● **Input for this task**:
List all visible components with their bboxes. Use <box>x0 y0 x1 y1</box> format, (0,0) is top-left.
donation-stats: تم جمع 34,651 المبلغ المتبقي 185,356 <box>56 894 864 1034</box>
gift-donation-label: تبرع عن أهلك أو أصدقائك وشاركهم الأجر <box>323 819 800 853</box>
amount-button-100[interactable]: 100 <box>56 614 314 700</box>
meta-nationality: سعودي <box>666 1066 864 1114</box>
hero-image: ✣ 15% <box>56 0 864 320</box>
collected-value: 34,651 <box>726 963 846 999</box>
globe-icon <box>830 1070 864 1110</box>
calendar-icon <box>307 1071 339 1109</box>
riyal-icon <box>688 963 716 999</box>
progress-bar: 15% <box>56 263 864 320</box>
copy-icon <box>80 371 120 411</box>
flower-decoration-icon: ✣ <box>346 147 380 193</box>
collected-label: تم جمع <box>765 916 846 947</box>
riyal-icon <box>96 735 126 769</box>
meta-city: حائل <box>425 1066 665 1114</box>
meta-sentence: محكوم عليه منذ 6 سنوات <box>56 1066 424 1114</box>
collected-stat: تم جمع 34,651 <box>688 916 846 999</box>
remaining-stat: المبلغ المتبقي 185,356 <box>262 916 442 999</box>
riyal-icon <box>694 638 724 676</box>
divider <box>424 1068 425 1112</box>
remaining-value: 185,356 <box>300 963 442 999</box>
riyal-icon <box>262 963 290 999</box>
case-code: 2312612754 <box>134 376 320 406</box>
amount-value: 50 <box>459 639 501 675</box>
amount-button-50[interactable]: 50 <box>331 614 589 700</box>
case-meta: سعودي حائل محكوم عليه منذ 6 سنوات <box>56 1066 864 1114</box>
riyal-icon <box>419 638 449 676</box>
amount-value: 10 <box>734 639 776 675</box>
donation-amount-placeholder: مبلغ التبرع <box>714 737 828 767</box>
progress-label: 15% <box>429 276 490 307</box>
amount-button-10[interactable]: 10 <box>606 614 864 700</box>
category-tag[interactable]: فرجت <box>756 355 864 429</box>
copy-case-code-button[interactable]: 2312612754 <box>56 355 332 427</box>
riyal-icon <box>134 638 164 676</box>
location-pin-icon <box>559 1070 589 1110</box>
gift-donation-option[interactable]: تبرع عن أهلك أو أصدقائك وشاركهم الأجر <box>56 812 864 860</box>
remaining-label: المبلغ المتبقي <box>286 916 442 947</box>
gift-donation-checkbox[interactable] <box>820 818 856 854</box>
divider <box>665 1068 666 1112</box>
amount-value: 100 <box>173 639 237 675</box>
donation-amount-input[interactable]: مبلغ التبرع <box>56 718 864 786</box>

● **Work to complete**: Write out the records above line for line, keeping every character as it is.

● **The output**:
List all visible components with their bboxes. Use <box>x0 y0 x1 y1</box> format, (0,0) is top-left.
donation-stats: تم جمع 34,651 المبلغ المتبقي 185,356 <box>56 894 864 1034</box>
gift-donation-label: تبرع عن أهلك أو أصدقائك وشاركهم الأجر <box>323 819 800 853</box>
amount-button-100[interactable]: 100 <box>56 614 314 700</box>
meta-nationality: سعودي <box>666 1066 864 1114</box>
hero-image: ✣ 15% <box>56 0 864 320</box>
collected-value: 34,651 <box>726 963 846 999</box>
globe-icon <box>830 1070 864 1110</box>
calendar-icon <box>307 1071 339 1109</box>
riyal-icon <box>688 963 716 999</box>
progress-bar: 15% <box>56 263 864 320</box>
copy-icon <box>80 371 120 411</box>
flower-decoration-icon: ✣ <box>346 147 380 193</box>
collected-label: تم جمع <box>765 916 846 947</box>
riyal-icon <box>96 735 126 769</box>
meta-city: حائل <box>425 1066 665 1114</box>
meta-sentence: محكوم عليه منذ 6 سنوات <box>56 1066 424 1114</box>
collected-stat: تم جمع 34,651 <box>688 916 846 999</box>
remaining-stat: المبلغ المتبقي 185,356 <box>262 916 442 999</box>
riyal-icon <box>694 638 724 676</box>
divider <box>424 1068 425 1112</box>
remaining-value: 185,356 <box>300 963 442 999</box>
riyal-icon <box>262 963 290 999</box>
case-code: 2312612754 <box>134 376 320 406</box>
amount-value: 50 <box>459 639 501 675</box>
amount-button-50[interactable]: 50 <box>331 614 589 700</box>
case-meta: سعودي حائل محكوم عليه منذ 6 سنوات <box>56 1066 864 1114</box>
riyal-icon <box>419 638 449 676</box>
amount-value: 10 <box>734 639 776 675</box>
donation-amount-placeholder: مبلغ التبرع <box>714 737 828 767</box>
progress-label: 15% <box>429 276 490 307</box>
amount-button-10[interactable]: 10 <box>606 614 864 700</box>
category-tag[interactable]: فرجت <box>756 355 864 429</box>
copy-case-code-button[interactable]: 2312612754 <box>56 355 332 427</box>
riyal-icon <box>134 638 164 676</box>
location-pin-icon <box>559 1070 589 1110</box>
gift-donation-option[interactable]: تبرع عن أهلك أو أصدقائك وشاركهم الأجر <box>56 812 864 860</box>
remaining-label: المبلغ المتبقي <box>286 916 442 947</box>
gift-donation-checkbox[interactable] <box>820 818 856 854</box>
divider <box>665 1068 666 1112</box>
amount-value: 100 <box>173 639 237 675</box>
donation-amount-input[interactable]: مبلغ التبرع <box>56 718 864 786</box>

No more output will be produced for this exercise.